▶ [EXERCISE REQUIREMENTS]:
Find the lines below that contain the word "color" and count them. Only the number should be given.

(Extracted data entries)
start

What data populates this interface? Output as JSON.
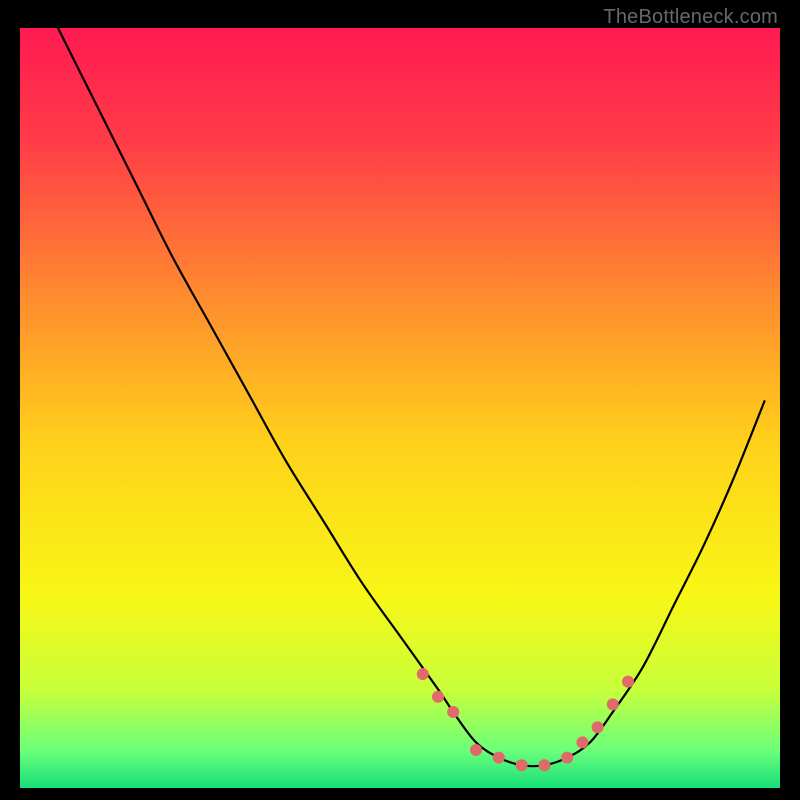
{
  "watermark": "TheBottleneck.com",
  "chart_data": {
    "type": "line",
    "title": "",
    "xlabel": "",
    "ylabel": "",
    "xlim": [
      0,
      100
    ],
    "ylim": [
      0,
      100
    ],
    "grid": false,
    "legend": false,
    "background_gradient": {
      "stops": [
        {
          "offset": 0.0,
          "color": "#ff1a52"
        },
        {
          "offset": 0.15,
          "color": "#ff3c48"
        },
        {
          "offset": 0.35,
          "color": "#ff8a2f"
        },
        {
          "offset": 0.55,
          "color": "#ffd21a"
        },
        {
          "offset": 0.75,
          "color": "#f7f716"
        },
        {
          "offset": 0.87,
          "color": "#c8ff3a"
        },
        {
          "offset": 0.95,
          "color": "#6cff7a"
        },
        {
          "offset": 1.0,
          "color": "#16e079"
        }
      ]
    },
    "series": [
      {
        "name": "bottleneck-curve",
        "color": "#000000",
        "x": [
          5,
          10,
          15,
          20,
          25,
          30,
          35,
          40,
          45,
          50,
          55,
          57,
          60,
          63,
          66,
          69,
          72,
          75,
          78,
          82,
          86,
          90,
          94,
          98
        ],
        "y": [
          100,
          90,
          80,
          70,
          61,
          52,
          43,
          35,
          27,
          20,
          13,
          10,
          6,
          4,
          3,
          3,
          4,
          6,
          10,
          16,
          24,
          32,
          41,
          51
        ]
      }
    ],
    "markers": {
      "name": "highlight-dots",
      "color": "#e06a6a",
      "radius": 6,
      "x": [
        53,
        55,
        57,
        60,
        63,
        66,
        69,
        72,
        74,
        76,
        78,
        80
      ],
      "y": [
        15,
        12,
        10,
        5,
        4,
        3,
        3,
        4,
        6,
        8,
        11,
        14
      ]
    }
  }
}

end

▶ [EXERCISE ANSWER]:
10